§ Records to use:
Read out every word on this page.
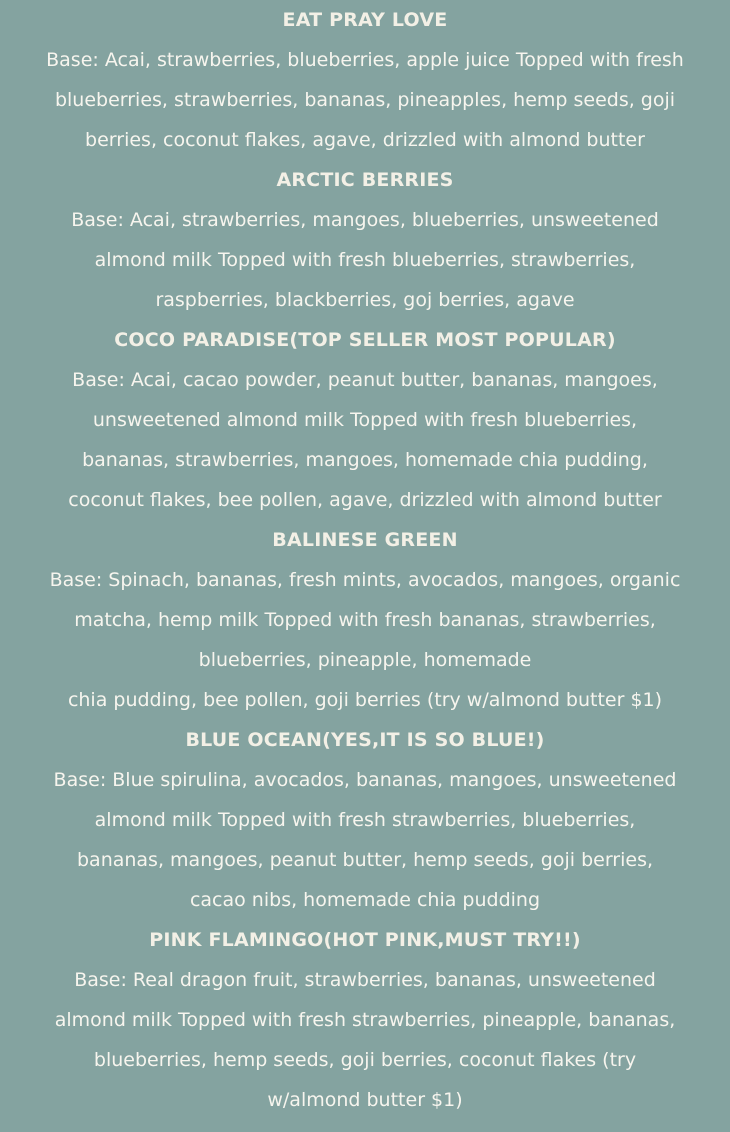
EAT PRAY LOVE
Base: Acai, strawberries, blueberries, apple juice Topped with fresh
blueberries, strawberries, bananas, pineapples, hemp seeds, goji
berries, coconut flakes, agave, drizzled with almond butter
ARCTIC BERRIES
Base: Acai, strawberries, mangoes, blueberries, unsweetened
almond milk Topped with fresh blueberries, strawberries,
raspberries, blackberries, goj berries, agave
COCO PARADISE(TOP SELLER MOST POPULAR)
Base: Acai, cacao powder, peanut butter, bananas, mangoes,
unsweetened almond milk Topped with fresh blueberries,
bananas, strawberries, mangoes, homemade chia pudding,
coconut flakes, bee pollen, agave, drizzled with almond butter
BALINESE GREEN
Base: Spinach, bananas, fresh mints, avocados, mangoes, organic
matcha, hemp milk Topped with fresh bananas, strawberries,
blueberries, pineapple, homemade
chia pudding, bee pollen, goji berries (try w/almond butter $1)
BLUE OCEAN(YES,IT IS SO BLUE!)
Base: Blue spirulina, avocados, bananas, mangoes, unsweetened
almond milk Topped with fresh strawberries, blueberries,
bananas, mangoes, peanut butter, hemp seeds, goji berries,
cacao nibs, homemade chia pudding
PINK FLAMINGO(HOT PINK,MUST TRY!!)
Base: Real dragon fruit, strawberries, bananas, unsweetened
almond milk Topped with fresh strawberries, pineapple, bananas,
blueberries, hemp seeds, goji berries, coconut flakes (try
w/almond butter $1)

§ What is expected: Output all of the entries verbatim, leaving out any images.

§ Output of the task:
Read out every word on this page.
EAT PRAY LOVE
Base: Acai, strawberries, blueberries, apple juice Topped with fresh
blueberries, strawberries, bananas, pineapples, hemp seeds, goji
berries, coconut flakes, agave, drizzled with almond butter
ARCTIC BERRIES
Base: Acai, strawberries, mangoes, blueberries, unsweetened
almond milk Topped with fresh blueberries, strawberries,
raspberries, blackberries, goj berries, agave
COCO PARADISE(TOP SELLER MOST POPULAR)
Base: Acai, cacao powder, peanut butter, bananas, mangoes,
unsweetened almond milk Topped with fresh blueberries,
bananas, strawberries, mangoes, homemade chia pudding,
coconut flakes, bee pollen, agave, drizzled with almond butter
BALINESE GREEN
Base: Spinach, bananas, fresh mints, avocados, mangoes, organic
matcha, hemp milk Topped with fresh bananas, strawberries,
blueberries, pineapple, homemade
chia pudding, bee pollen, goji berries (try w/almond butter $1)
BLUE OCEAN(YES,IT IS SO BLUE!)
Base: Blue spirulina, avocados, bananas, mangoes, unsweetened
almond milk Topped with fresh strawberries, blueberries,
bananas, mangoes, peanut butter, hemp seeds, goji berries,
cacao nibs, homemade chia pudding
PINK FLAMINGO(HOT PINK,MUST TRY!!)
Base: Real dragon fruit, strawberries, bananas, unsweetened
almond milk Topped with fresh strawberries, pineapple, bananas,
blueberries, hemp seeds, goji berries, coconut flakes (try
w/almond butter $1)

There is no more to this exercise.